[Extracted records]
◆ ◆ ◆ ◆ ◆ ◆ ◆
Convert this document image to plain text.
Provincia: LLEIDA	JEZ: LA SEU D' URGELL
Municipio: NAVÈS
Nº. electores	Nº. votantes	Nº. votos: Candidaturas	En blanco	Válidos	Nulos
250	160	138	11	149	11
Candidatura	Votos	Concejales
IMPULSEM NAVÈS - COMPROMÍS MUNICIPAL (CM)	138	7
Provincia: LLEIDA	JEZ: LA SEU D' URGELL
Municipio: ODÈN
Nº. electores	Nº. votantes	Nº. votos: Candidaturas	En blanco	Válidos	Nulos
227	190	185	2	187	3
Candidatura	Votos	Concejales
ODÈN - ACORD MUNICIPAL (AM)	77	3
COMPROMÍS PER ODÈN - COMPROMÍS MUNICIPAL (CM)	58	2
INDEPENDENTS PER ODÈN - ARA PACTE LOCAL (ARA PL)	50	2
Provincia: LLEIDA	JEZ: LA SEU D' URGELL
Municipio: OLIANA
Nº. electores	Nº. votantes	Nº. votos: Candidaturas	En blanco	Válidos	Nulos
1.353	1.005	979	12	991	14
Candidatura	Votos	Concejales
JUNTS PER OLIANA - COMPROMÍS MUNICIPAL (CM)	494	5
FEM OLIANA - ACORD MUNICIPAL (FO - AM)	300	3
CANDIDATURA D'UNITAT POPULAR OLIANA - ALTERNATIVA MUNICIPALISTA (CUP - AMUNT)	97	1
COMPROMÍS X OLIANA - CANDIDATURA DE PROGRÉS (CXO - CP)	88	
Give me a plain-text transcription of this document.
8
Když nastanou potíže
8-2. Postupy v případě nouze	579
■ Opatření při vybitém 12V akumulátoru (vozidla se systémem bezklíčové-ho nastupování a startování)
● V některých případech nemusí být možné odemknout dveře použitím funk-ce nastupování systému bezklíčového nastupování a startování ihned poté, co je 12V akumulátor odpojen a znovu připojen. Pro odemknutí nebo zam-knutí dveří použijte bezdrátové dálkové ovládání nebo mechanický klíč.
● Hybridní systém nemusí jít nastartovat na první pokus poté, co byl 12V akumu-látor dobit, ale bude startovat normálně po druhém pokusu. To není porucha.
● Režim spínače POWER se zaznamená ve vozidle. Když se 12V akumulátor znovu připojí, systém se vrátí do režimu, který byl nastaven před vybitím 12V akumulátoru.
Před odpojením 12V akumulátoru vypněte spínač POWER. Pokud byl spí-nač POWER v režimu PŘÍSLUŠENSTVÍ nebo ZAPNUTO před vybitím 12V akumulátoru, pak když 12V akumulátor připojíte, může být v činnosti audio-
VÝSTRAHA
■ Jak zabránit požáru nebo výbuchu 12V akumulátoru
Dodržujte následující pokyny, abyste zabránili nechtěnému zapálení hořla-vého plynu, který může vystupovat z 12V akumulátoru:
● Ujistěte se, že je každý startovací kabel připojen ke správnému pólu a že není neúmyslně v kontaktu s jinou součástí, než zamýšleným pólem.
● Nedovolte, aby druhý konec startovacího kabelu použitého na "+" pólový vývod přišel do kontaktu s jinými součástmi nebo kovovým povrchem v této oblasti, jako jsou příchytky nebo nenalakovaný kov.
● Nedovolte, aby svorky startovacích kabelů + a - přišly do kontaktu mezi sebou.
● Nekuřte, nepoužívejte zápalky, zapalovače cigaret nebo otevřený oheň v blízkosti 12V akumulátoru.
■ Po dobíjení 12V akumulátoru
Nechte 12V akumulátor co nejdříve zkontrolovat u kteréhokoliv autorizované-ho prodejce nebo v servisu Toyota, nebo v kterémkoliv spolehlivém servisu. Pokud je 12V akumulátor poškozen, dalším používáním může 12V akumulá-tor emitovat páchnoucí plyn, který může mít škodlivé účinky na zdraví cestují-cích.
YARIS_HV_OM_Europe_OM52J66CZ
◆ ◆ ◆ ◆ ◆ ◆ ◆
Extract from the data every line where "není" shows up.

● Hybridní systém nemusí jít nastartovat na první pokus poté, co byl 12V akumu-látor dobit, ale bude startovat normálně po druhém pokusu. To není porucha.
● Ujistěte se, že je každý startovací kabel připojen ke správnému pólu a že není neúmyslně v kontaktu s jinou součástí, než zamýšleným pólem.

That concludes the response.